### Given exercise
Scan the material for the word "into", and copy each line where it shows up.

»»

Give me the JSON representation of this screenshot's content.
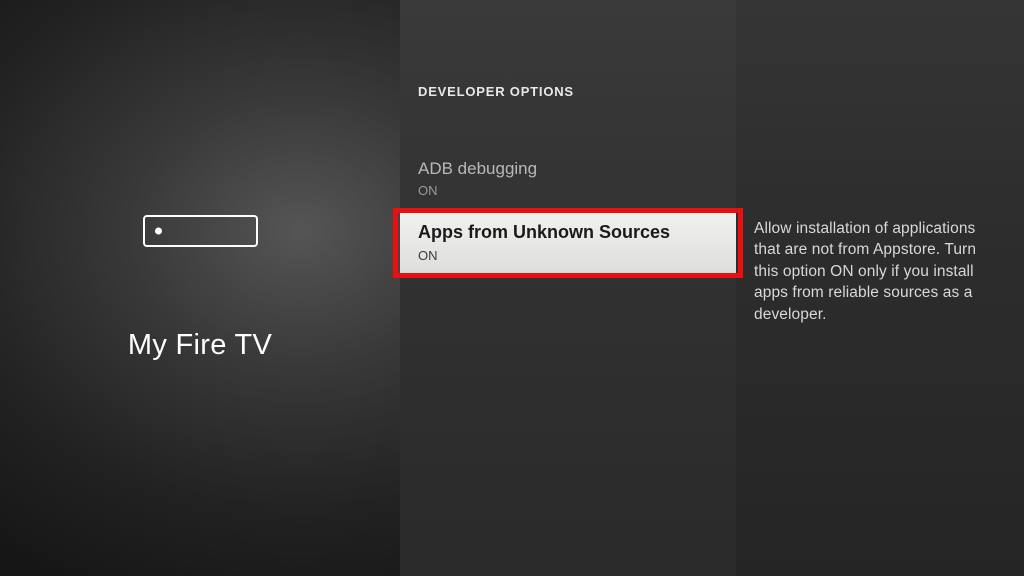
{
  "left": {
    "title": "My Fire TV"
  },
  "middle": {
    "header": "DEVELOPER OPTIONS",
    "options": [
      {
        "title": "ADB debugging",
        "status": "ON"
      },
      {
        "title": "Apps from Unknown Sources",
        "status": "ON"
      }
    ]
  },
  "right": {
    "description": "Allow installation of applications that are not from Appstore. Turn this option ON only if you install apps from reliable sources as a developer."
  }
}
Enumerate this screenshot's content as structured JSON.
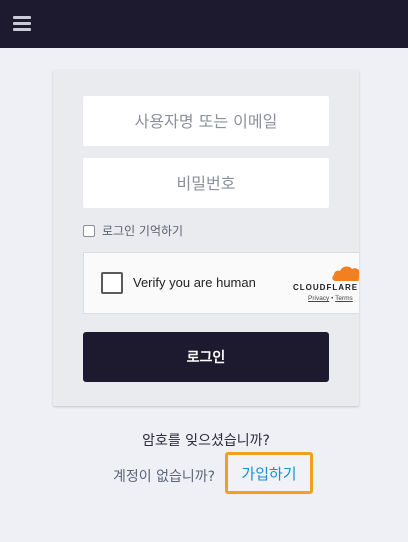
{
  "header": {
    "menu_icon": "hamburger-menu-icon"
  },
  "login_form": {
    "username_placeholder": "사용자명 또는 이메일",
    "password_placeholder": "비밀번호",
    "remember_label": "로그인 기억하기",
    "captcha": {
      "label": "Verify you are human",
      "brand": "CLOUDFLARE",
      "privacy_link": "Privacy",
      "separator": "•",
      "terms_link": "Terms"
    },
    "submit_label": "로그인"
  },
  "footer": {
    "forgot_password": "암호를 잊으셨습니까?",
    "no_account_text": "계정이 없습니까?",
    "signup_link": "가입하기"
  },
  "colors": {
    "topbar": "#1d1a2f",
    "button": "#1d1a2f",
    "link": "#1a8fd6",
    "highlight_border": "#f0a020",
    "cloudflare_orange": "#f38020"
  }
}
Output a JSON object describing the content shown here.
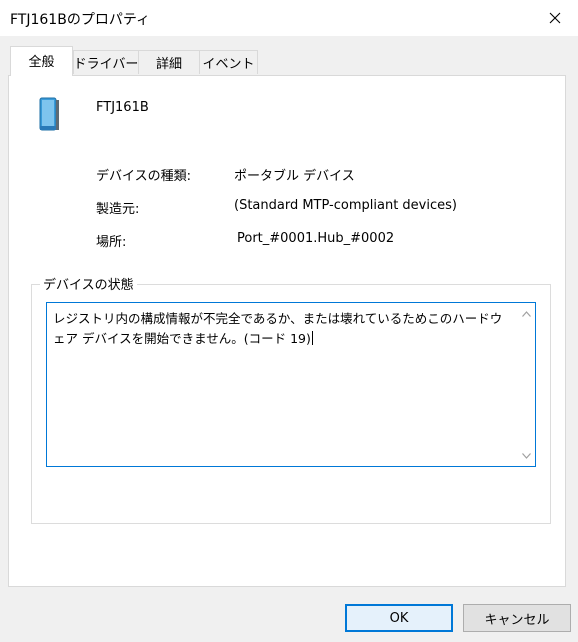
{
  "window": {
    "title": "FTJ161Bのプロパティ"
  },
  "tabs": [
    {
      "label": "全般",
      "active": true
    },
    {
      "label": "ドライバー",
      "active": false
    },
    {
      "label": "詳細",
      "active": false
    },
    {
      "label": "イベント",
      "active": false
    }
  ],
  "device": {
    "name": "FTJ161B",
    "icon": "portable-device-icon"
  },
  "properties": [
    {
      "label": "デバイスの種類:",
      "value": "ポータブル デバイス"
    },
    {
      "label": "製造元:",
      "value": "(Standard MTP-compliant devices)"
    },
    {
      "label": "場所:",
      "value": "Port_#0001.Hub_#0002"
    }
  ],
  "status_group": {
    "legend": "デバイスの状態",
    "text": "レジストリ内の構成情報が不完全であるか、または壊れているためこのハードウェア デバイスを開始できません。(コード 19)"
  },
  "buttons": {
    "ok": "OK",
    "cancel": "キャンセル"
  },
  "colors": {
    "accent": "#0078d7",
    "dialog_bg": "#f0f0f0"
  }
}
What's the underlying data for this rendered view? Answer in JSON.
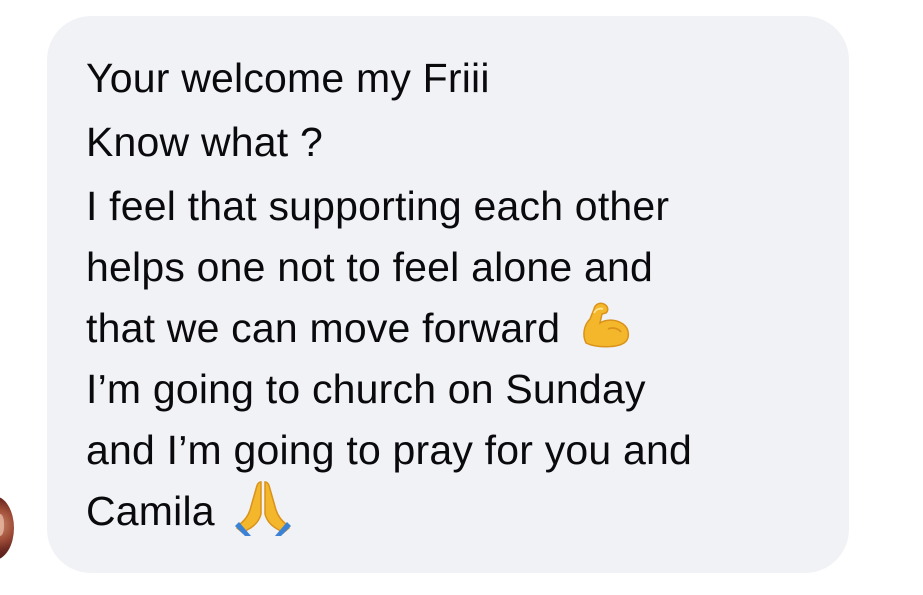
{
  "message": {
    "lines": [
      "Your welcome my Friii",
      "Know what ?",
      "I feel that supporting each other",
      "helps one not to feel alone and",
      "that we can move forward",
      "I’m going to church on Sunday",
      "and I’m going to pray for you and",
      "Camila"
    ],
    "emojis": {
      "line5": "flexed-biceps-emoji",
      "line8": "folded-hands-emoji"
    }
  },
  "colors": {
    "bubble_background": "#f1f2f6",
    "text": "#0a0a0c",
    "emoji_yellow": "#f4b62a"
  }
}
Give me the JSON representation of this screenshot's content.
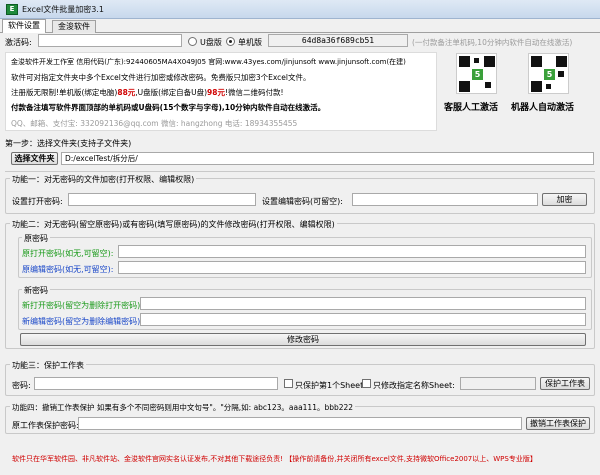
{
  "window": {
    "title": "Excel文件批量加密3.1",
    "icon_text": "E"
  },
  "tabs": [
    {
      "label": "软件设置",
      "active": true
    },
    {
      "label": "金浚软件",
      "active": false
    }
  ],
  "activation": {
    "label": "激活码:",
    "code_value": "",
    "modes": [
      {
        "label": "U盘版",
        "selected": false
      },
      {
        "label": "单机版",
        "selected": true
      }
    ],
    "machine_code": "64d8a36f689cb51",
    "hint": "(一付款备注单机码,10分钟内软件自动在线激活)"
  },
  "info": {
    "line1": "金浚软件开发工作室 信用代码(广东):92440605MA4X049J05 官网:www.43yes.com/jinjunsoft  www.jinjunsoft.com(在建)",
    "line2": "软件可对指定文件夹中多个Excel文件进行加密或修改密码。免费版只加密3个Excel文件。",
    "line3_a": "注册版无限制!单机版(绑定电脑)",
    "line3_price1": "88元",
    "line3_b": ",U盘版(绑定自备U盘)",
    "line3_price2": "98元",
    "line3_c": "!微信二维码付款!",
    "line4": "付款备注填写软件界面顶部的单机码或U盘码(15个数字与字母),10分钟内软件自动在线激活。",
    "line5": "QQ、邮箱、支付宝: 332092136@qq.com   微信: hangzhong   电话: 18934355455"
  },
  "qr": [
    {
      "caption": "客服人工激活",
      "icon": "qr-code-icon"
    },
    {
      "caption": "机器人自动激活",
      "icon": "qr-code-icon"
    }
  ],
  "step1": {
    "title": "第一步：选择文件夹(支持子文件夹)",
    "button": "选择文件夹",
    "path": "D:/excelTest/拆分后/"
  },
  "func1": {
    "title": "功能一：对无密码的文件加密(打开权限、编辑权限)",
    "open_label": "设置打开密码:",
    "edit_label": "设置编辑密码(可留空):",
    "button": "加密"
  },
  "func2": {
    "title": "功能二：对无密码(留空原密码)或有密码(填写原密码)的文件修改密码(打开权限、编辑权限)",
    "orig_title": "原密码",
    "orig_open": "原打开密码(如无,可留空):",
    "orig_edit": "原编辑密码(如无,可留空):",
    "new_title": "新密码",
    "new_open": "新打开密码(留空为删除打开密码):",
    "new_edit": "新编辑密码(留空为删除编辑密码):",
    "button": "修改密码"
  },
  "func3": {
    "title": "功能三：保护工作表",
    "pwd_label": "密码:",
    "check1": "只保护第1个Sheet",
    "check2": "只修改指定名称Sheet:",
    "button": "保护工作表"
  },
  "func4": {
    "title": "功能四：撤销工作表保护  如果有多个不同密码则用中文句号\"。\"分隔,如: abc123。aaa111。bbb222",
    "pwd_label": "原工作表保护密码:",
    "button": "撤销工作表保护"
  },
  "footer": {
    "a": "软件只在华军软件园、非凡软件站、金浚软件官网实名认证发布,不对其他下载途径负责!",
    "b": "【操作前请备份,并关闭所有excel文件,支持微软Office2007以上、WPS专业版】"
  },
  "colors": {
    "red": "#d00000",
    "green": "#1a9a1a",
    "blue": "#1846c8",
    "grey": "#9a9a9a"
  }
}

««
»»

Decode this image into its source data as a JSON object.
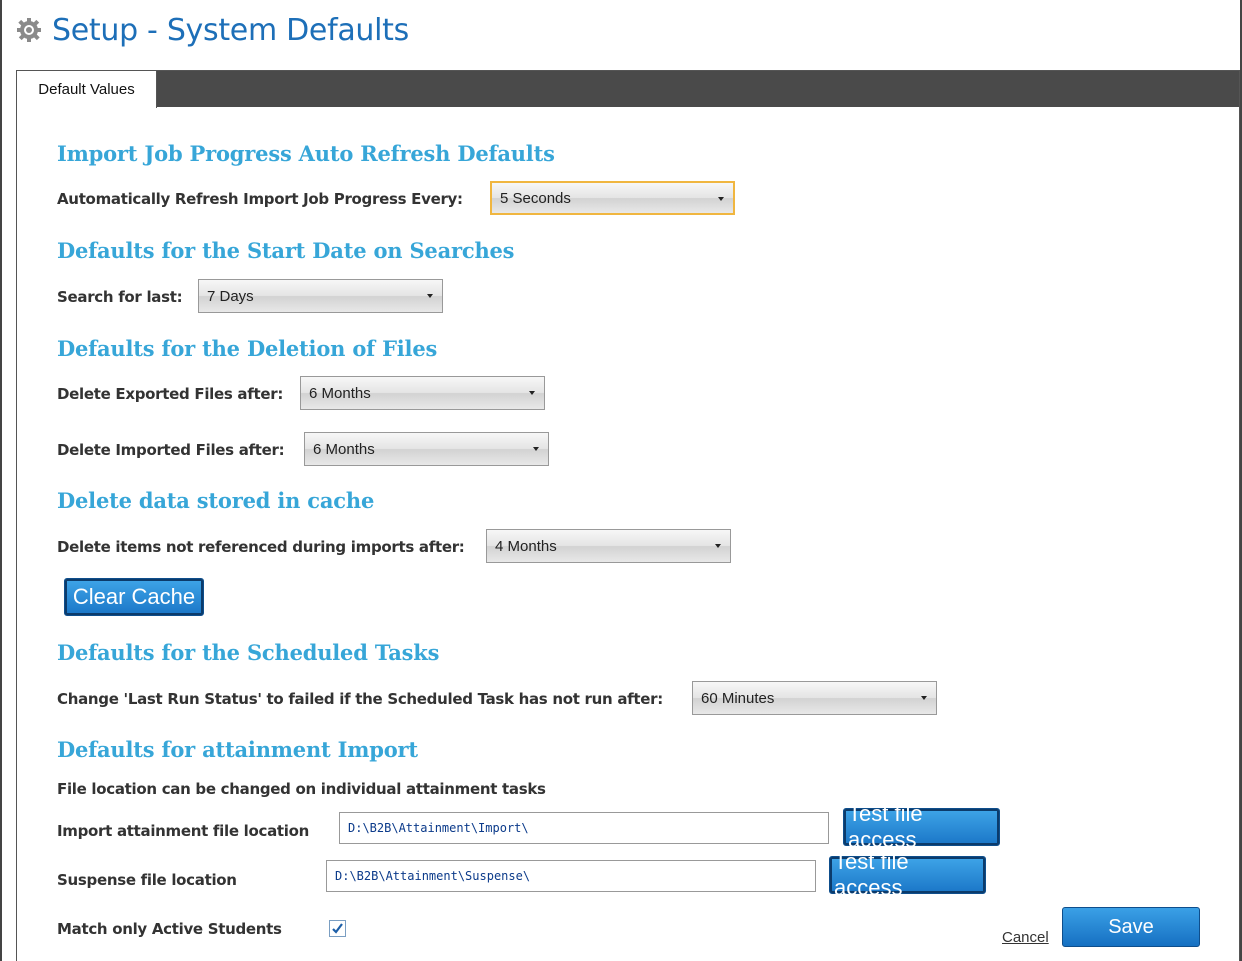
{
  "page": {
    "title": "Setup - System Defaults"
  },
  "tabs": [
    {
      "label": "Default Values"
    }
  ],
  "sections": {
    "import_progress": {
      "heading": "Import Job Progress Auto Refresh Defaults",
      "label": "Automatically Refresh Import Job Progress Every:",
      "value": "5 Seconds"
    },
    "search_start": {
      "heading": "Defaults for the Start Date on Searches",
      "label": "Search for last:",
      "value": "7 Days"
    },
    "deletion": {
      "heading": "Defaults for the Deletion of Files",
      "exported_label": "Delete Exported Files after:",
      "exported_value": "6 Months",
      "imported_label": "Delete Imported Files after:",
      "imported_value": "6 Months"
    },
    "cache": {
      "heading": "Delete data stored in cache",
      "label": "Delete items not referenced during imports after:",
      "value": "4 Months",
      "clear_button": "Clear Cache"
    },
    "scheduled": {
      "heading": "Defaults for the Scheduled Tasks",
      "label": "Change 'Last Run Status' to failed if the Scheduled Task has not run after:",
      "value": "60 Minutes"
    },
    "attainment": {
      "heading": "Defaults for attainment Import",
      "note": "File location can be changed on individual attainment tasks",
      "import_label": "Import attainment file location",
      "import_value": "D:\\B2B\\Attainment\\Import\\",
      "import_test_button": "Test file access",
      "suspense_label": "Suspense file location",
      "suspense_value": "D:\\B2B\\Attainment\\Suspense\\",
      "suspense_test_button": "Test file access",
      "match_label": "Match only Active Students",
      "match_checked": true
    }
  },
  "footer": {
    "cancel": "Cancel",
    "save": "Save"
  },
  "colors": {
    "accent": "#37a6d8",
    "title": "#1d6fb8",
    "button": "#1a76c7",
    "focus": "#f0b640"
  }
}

««
»»

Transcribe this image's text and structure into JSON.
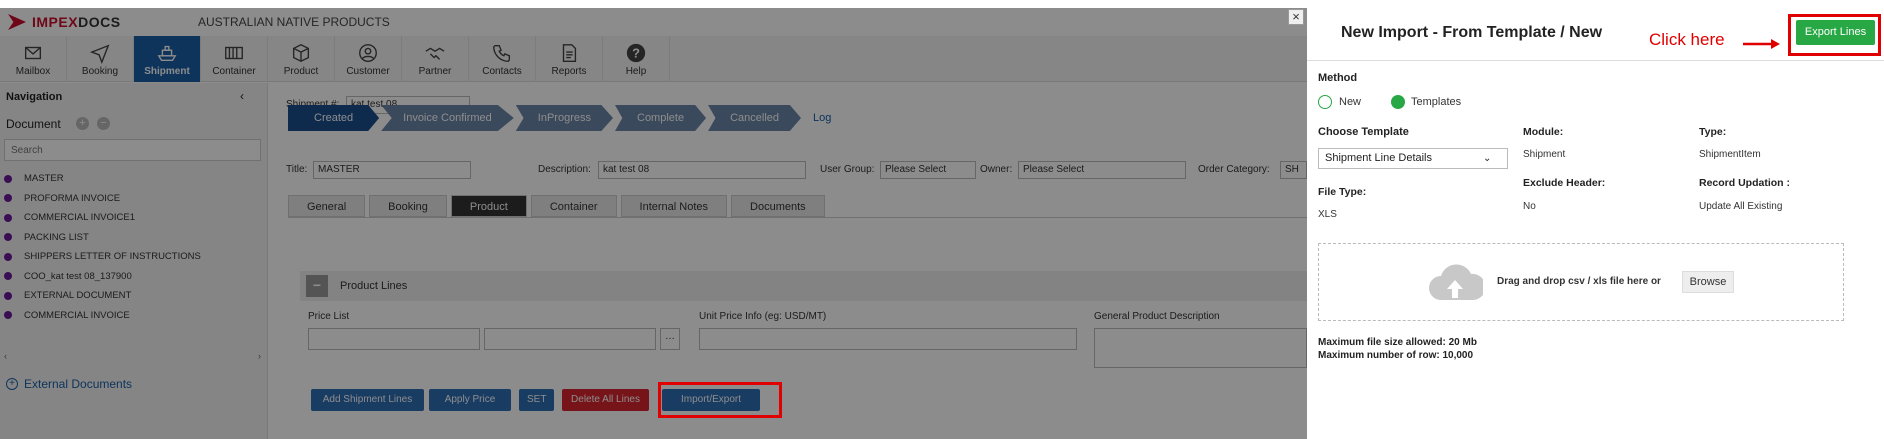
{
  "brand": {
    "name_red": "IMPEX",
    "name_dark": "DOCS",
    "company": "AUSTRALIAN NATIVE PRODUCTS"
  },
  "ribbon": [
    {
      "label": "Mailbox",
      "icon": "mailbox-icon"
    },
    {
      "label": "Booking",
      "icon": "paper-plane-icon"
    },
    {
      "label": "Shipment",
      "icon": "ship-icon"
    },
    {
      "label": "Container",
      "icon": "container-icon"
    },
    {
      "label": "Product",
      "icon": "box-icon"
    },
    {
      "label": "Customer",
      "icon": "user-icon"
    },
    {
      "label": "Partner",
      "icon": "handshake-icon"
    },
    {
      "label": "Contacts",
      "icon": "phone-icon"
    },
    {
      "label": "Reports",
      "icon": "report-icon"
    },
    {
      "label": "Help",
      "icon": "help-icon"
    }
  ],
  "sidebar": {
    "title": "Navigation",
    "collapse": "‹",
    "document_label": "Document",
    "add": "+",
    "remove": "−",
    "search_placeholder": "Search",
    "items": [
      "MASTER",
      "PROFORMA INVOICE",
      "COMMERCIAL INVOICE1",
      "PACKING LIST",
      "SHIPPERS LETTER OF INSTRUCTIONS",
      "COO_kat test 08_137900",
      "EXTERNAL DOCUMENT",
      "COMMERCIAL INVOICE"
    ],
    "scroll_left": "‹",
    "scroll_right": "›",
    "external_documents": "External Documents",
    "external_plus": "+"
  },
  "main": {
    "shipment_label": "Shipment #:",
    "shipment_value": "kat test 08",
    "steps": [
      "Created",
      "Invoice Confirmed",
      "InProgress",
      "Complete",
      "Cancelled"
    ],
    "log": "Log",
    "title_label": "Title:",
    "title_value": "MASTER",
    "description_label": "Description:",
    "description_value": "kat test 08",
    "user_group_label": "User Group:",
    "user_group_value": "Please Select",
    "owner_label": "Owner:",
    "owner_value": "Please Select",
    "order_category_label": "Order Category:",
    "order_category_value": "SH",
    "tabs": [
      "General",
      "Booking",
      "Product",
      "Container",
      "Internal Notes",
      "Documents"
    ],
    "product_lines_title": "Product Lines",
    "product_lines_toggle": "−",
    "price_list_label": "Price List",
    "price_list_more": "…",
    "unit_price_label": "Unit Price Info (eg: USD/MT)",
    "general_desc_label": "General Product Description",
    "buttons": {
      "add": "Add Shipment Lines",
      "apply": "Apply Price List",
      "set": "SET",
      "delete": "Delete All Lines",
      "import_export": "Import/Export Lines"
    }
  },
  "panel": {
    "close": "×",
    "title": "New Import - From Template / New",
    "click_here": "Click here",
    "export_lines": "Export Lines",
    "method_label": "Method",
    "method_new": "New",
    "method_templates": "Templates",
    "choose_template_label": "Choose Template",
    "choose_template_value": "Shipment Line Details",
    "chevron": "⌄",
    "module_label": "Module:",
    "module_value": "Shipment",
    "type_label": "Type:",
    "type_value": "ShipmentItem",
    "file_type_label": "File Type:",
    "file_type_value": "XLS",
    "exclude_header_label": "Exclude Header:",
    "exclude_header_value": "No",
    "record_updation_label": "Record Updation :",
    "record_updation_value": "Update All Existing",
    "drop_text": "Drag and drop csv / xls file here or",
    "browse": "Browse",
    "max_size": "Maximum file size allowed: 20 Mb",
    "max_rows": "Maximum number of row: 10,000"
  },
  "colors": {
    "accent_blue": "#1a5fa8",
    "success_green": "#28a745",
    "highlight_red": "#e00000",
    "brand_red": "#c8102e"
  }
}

««

### Response
Decode this image into its source data as a JSON object.
Transcribe this image's text and structure into JSON.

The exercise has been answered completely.